STATED PROBLEM:
Among the lines of these entries, how many hold the word "material"? State only the number.

------------------------------------------------

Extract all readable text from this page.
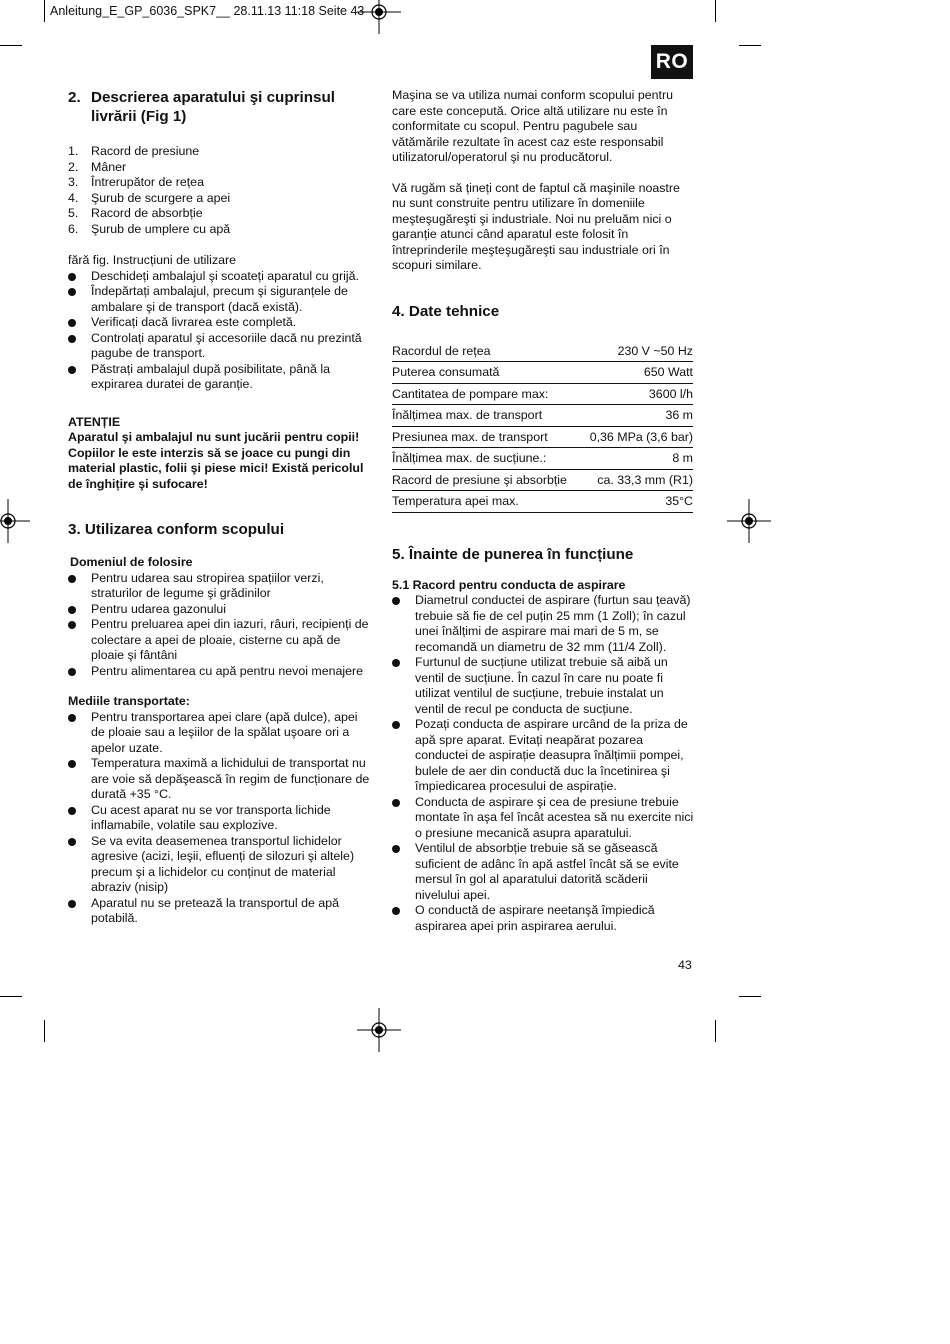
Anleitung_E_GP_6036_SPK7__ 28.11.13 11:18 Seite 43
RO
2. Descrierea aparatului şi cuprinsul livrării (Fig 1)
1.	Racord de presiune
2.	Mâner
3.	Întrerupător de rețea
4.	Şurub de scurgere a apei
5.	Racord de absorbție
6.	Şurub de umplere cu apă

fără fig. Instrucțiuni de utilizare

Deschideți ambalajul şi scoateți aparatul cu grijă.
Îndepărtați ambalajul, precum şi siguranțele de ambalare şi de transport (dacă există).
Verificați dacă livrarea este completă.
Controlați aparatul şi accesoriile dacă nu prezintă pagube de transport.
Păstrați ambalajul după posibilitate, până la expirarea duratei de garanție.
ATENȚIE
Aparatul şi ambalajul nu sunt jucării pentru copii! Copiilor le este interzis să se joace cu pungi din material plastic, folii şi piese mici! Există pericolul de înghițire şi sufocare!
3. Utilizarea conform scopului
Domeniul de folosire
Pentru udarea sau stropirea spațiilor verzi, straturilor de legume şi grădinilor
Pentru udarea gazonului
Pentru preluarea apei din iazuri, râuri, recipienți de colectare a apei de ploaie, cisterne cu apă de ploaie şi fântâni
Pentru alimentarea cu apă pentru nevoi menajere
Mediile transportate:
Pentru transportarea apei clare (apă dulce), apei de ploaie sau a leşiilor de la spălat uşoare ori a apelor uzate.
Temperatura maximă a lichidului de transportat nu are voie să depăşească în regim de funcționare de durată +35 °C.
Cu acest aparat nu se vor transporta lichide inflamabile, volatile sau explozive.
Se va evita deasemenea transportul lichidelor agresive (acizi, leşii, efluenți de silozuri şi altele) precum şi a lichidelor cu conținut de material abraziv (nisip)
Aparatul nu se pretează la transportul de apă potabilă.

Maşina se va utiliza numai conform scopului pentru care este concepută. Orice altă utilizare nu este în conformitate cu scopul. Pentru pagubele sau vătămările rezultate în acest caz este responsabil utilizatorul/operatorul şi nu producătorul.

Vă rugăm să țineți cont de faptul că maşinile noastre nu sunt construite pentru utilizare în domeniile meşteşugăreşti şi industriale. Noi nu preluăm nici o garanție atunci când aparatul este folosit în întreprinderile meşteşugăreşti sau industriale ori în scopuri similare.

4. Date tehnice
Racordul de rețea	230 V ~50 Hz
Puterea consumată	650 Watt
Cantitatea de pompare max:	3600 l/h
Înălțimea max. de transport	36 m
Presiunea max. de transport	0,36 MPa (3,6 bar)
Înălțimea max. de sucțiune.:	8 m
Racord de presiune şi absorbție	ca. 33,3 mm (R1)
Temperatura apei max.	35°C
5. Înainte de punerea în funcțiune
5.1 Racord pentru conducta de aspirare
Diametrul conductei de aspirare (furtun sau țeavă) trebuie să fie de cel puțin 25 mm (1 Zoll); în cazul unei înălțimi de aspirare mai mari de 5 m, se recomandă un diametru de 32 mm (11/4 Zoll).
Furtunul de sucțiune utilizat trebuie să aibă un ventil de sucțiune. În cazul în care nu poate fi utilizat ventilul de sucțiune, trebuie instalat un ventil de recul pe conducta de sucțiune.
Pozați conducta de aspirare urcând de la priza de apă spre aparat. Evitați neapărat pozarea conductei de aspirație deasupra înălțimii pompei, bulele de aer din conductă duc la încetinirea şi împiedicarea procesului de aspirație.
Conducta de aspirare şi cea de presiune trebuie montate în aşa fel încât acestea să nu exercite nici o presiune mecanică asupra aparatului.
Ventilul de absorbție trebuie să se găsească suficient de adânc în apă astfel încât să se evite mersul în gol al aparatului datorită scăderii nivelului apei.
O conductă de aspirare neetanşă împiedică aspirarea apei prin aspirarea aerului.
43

------------------------------------------------

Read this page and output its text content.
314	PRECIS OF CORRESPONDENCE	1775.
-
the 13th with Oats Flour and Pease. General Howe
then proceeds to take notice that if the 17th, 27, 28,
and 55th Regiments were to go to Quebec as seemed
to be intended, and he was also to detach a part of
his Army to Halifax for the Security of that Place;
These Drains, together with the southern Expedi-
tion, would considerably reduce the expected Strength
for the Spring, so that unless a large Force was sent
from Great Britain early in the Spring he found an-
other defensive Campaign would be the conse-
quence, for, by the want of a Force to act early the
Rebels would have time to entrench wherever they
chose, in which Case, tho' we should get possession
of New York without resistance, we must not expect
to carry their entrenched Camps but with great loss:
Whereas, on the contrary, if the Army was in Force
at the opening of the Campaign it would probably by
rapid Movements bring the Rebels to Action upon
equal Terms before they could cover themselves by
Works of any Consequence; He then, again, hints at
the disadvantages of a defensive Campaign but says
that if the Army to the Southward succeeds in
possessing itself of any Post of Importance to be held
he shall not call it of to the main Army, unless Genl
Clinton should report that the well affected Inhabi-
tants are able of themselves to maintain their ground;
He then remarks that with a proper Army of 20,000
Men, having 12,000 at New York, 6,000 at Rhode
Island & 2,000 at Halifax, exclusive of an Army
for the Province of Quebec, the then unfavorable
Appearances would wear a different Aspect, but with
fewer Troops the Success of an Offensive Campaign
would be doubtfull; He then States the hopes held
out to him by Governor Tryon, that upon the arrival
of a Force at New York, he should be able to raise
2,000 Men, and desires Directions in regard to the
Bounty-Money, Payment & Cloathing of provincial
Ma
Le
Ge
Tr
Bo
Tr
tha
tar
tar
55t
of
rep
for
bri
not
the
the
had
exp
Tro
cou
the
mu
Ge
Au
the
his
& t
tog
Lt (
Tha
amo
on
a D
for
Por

------------------------------------------------

SOLUTION:
2